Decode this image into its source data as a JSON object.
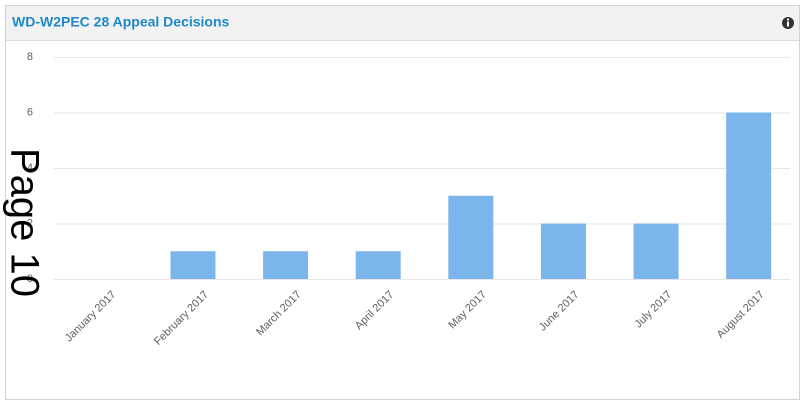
{
  "chart_data": {
    "type": "bar",
    "title": "WD-W2PEC 28 Appeal Decisions",
    "categories": [
      "January 2017",
      "February 2017",
      "March 2017",
      "April 2017",
      "May 2017",
      "June 2017",
      "July 2017",
      "August 2017"
    ],
    "values": [
      0,
      1,
      1,
      1,
      3,
      2,
      2,
      6
    ],
    "color": "#7cb5ec",
    "ylim": [
      0,
      8
    ],
    "yticks": [
      0,
      2,
      4,
      6,
      8
    ],
    "grid": true,
    "annotations": [
      "Page 10"
    ]
  }
}
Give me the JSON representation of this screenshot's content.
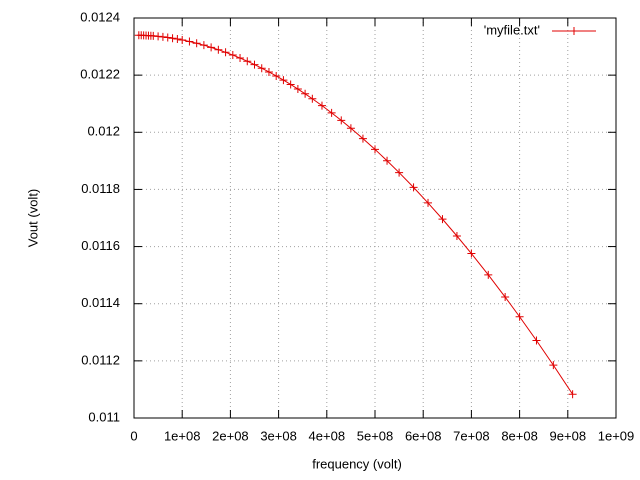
{
  "chart_data": {
    "type": "line",
    "xlabel": "frequency (volt)",
    "ylabel": "Vout (volt)",
    "series": [
      {
        "name": "'myfile.txt'",
        "color": "#e00000",
        "x": [
          10000000,
          15000000,
          20000000,
          25000000,
          30000000,
          35000000,
          40000000,
          50000000,
          60000000,
          70000000,
          80000000,
          90000000,
          100000000,
          115000000,
          130000000,
          145000000,
          160000000,
          175000000,
          190000000,
          205000000,
          220000000,
          235000000,
          250000000,
          265000000,
          280000000,
          295000000,
          310000000,
          325000000,
          340000000,
          355000000,
          370000000,
          390000000,
          410000000,
          430000000,
          450000000,
          475000000,
          500000000,
          525000000,
          550000000,
          580000000,
          610000000,
          640000000,
          670000000,
          700000000,
          735000000,
          770000000,
          800000000,
          835000000,
          870000000,
          910000000
        ],
        "values": [
          0.0123398,
          0.0123396,
          0.0123393,
          0.0123389,
          0.0123385,
          0.0123379,
          0.0123373,
          0.0123358,
          0.0123339,
          0.0123317,
          0.0123292,
          0.0123264,
          0.0123232,
          0.0123178,
          0.0123117,
          0.0123049,
          0.0122973,
          0.012289,
          0.01228,
          0.0122703,
          0.0122598,
          0.0122487,
          0.0122369,
          0.0122243,
          0.0122111,
          0.0121972,
          0.0121826,
          0.0121673,
          0.0121513,
          0.0121347,
          0.0121174,
          0.0120933,
          0.012068,
          0.0120416,
          0.012014,
          0.0119779,
          0.01194,
          0.0119004,
          0.011859,
          0.0118071,
          0.0117528,
          0.0116961,
          0.011637,
          0.0115756,
          0.011501,
          0.0114234,
          0.0113544,
          0.0112712,
          0.011185,
          0.011083
        ]
      }
    ],
    "xlim": [
      0,
      1000000000
    ],
    "xticks": [
      0,
      {
        "value": 100000000,
        "label": "1e+08"
      },
      {
        "value": 200000000,
        "label": "2e+08"
      },
      {
        "value": 300000000,
        "label": "3e+08"
      },
      {
        "value": 400000000,
        "label": "4e+08"
      },
      {
        "value": 500000000,
        "label": "5e+08"
      },
      {
        "value": 600000000,
        "label": "6e+08"
      },
      {
        "value": 700000000,
        "label": "7e+08"
      },
      {
        "value": 800000000,
        "label": "8e+08"
      },
      {
        "value": 900000000,
        "label": "9e+08"
      },
      {
        "value": 1000000000,
        "label": "1e+09"
      }
    ],
    "ylim": [
      0.011,
      0.0124
    ],
    "yticks": [
      0.011,
      0.0112,
      0.0114,
      0.0116,
      0.0118,
      0.012,
      0.0122,
      0.0124
    ],
    "grid": true,
    "legend": "top-right"
  }
}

=-=-=-=-=

• _Instruction_
Write out all the records again, exactly, minus any pictures.

• _Response to the task_
Decode this image into its source data as a JSON object.
{
  "chart_data": {
    "type": "bar",
    "title": "WD-W2PEC 28 Appeal Decisions",
    "categories": [
      "January 2017",
      "February 2017",
      "March 2017",
      "April 2017",
      "May 2017",
      "June 2017",
      "July 2017",
      "August 2017"
    ],
    "values": [
      0,
      1,
      1,
      1,
      3,
      2,
      2,
      6
    ],
    "color": "#7cb5ec",
    "ylim": [
      0,
      8
    ],
    "yticks": [
      0,
      2,
      4,
      6,
      8
    ],
    "grid": true,
    "annotations": [
      "Page 10"
    ]
  }
}
Give me the JSON representation of this screenshot's content.
{
  "chart_data": {
    "type": "line",
    "xlabel": "frequency (volt)",
    "ylabel": "Vout (volt)",
    "series": [
      {
        "name": "'myfile.txt'",
        "color": "#e00000",
        "x": [
          10000000,
          15000000,
          20000000,
          25000000,
          30000000,
          35000000,
          40000000,
          50000000,
          60000000,
          70000000,
          80000000,
          90000000,
          100000000,
          115000000,
          130000000,
          145000000,
          160000000,
          175000000,
          190000000,
          205000000,
          220000000,
          235000000,
          250000000,
          265000000,
          280000000,
          295000000,
          310000000,
          325000000,
          340000000,
          355000000,
          370000000,
          390000000,
          410000000,
          430000000,
          450000000,
          475000000,
          500000000,
          525000000,
          550000000,
          580000000,
          610000000,
          640000000,
          670000000,
          700000000,
          735000000,
          770000000,
          800000000,
          835000000,
          870000000,
          910000000
        ],
        "values": [
          0.0123398,
          0.0123396,
          0.0123393,
          0.0123389,
          0.0123385,
          0.0123379,
          0.0123373,
          0.0123358,
          0.0123339,
          0.0123317,
          0.0123292,
          0.0123264,
          0.0123232,
          0.0123178,
          0.0123117,
          0.0123049,
          0.0122973,
          0.012289,
          0.01228,
          0.0122703,
          0.0122598,
          0.0122487,
          0.0122369,
          0.0122243,
          0.0122111,
          0.0121972,
          0.0121826,
          0.0121673,
          0.0121513,
          0.0121347,
          0.0121174,
          0.0120933,
          0.012068,
          0.0120416,
          0.012014,
          0.0119779,
          0.01194,
          0.0119004,
          0.011859,
          0.0118071,
          0.0117528,
          0.0116961,
          0.011637,
          0.0115756,
          0.011501,
          0.0114234,
          0.0113544,
          0.0112712,
          0.011185,
          0.011083
        ]
      }
    ],
    "xlim": [
      0,
      1000000000
    ],
    "xticks": [
      0,
      {
        "value": 100000000,
        "label": "1e+08"
      },
      {
        "value": 200000000,
        "label": "2e+08"
      },
      {
        "value": 300000000,
        "label": "3e+08"
      },
      {
        "value": 400000000,
        "label": "4e+08"
      },
      {
        "value": 500000000,
        "label": "5e+08"
      },
      {
        "value": 600000000,
        "label": "6e+08"
      },
      {
        "value": 700000000,
        "label": "7e+08"
      },
      {
        "value": 800000000,
        "label": "8e+08"
      },
      {
        "value": 900000000,
        "label": "9e+08"
      },
      {
        "value": 1000000000,
        "label": "1e+09"
      }
    ],
    "ylim": [
      0.011,
      0.0124
    ],
    "yticks": [
      0.011,
      0.0112,
      0.0114,
      0.0116,
      0.0118,
      0.012,
      0.0122,
      0.0124
    ],
    "grid": true,
    "legend": "top-right"
  }
}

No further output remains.